§ WHAT YOU HAVE TO DO
Filter the entries, keeping every line with the word "diameter".
### DATA PROVIDED ###
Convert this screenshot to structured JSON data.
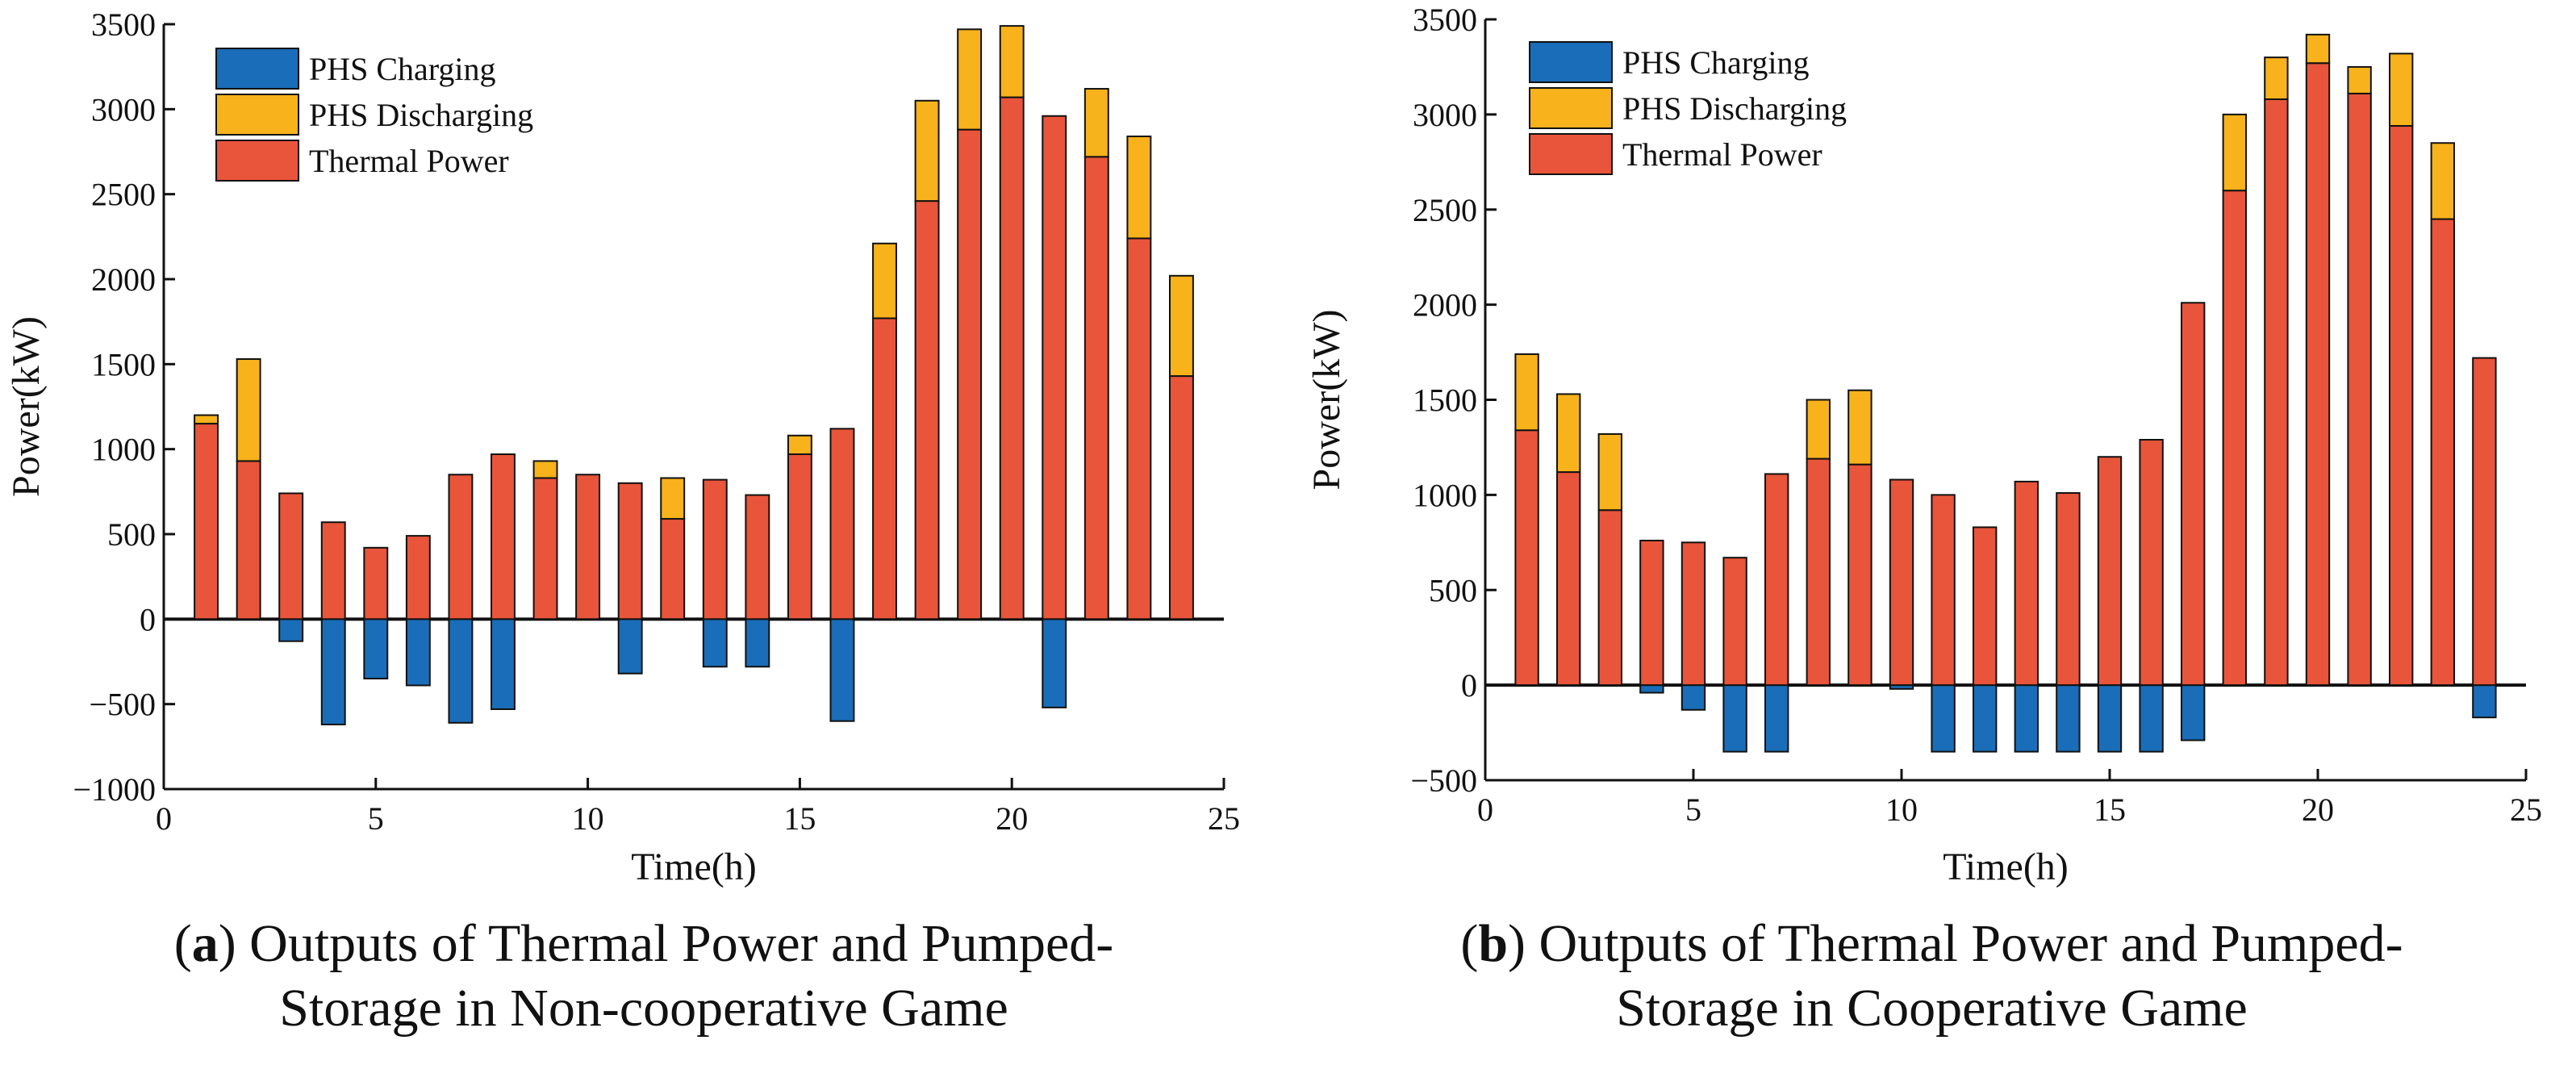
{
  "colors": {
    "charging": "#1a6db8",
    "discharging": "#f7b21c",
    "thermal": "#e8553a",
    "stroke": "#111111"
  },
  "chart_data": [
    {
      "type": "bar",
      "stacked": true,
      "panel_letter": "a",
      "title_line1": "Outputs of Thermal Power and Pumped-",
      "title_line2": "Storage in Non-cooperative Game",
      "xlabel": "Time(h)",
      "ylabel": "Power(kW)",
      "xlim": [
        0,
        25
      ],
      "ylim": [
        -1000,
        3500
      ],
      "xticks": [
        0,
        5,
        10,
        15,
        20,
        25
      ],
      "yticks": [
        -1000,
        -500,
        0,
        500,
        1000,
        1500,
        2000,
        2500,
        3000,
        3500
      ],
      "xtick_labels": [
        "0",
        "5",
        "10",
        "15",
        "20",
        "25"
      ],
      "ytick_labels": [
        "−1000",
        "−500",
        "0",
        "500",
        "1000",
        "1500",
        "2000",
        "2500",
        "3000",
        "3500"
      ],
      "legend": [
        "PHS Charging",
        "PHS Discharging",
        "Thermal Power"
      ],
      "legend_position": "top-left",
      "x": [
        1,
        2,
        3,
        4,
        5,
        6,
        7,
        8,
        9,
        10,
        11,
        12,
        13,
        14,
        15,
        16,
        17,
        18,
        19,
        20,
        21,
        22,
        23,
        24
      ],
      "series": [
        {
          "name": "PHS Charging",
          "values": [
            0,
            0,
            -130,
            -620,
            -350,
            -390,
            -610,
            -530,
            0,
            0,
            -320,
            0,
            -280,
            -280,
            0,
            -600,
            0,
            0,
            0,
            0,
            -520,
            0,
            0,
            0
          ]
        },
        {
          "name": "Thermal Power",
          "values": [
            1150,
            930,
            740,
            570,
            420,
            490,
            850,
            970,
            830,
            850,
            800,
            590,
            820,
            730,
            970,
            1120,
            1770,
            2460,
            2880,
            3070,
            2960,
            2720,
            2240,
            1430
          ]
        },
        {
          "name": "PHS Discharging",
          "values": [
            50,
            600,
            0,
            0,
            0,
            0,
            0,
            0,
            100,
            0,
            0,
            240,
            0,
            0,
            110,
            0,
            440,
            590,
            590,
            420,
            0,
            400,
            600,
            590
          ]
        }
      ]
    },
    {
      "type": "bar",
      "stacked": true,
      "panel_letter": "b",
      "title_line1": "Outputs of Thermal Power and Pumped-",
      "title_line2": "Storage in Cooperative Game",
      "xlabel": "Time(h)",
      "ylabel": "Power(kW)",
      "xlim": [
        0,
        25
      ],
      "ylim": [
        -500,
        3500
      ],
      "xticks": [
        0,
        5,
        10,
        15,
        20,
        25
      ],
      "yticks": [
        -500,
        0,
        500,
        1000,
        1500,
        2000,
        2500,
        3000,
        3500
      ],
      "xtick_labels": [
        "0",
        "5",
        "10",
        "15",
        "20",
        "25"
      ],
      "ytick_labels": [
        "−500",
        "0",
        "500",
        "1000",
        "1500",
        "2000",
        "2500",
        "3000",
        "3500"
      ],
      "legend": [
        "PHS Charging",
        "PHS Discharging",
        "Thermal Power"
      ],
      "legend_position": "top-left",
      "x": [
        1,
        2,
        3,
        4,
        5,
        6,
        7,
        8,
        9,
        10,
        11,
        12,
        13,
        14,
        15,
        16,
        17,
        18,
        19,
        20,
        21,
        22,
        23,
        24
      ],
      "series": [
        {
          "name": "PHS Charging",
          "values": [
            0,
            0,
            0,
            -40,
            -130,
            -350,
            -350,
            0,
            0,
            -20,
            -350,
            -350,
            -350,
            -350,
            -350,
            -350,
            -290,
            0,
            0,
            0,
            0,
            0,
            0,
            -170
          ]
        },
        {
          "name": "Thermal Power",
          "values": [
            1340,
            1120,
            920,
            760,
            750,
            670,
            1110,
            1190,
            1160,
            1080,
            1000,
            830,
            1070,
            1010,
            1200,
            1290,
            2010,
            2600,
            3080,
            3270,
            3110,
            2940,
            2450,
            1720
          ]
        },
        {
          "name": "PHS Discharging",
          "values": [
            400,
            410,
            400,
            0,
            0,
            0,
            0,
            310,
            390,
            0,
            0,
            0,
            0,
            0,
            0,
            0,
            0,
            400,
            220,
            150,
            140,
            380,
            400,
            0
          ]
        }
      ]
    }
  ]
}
###
### DATA PROVIDED ###
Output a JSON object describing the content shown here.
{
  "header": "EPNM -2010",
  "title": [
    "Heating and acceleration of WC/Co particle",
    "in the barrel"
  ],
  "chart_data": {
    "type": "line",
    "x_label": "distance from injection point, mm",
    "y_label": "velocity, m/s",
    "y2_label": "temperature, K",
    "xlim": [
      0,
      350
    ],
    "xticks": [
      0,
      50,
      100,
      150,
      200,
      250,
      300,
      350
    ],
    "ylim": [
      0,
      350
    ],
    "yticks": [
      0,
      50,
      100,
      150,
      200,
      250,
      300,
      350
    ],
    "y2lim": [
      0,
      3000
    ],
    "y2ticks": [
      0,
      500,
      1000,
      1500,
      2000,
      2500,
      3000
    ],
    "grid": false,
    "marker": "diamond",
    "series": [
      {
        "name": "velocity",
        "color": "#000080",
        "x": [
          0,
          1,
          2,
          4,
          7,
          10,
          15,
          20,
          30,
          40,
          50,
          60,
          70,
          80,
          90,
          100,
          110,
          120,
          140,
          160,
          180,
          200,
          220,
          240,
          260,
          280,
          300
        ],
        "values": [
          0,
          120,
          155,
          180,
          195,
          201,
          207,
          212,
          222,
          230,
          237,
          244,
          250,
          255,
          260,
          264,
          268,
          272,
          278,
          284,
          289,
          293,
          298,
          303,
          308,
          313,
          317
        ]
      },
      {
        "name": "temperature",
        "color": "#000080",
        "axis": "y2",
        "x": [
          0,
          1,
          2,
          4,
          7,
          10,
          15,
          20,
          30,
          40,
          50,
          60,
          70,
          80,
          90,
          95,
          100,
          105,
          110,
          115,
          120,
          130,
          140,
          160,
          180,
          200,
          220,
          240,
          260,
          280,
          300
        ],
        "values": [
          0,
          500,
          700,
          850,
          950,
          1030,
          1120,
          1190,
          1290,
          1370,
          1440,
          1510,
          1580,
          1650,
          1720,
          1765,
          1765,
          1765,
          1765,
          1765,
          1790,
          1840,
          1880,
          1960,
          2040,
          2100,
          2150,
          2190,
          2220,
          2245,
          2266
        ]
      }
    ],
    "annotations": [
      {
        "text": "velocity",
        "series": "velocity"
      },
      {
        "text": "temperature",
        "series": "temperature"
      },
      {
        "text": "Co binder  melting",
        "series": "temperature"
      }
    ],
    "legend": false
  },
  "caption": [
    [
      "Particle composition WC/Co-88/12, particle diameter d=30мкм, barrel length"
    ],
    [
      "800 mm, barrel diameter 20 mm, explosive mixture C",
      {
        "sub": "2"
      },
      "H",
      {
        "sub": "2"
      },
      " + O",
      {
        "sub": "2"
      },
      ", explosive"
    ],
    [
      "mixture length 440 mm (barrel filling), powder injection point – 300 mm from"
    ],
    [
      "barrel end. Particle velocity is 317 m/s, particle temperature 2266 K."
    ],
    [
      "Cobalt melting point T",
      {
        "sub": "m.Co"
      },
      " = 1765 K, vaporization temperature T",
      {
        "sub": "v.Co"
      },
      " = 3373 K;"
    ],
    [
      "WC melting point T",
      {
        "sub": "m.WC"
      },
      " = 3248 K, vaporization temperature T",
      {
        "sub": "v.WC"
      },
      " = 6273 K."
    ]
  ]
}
###
### DATA PROVIDED ###
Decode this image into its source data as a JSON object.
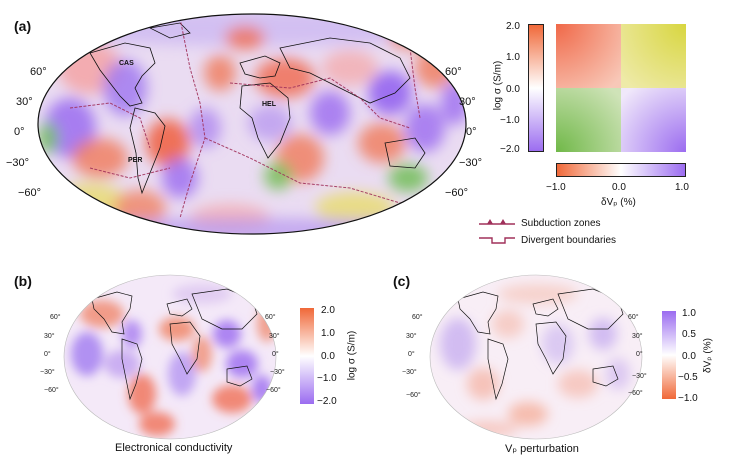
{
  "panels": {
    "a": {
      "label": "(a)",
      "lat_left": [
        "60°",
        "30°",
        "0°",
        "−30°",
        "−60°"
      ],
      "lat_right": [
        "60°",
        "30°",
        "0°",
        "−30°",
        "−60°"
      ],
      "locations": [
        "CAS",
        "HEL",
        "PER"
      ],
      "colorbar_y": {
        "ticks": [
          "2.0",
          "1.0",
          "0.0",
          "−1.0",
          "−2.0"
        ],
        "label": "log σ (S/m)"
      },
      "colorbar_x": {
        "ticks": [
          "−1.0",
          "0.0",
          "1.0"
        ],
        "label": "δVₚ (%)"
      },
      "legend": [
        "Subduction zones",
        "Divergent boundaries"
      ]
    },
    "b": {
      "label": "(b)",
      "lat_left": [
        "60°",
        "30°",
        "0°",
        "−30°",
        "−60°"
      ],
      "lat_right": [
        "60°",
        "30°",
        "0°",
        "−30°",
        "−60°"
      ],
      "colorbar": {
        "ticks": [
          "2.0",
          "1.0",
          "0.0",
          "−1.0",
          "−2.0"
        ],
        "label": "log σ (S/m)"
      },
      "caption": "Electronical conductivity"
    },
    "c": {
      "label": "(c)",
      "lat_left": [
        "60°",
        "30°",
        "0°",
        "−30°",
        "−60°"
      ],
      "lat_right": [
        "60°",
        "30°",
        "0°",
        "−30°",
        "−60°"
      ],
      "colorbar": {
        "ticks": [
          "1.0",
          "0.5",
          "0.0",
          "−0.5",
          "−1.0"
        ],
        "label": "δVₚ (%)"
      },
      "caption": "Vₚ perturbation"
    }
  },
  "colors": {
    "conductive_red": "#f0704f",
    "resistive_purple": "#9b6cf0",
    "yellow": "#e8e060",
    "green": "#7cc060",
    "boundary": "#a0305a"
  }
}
###
§ EXERCISE OUTPUT
      "Particle composition WC/Co-88/12, particle diameter d=30мкм, barrel length"
      "800 mm, barrel diameter 20 mm, explosive mixture C",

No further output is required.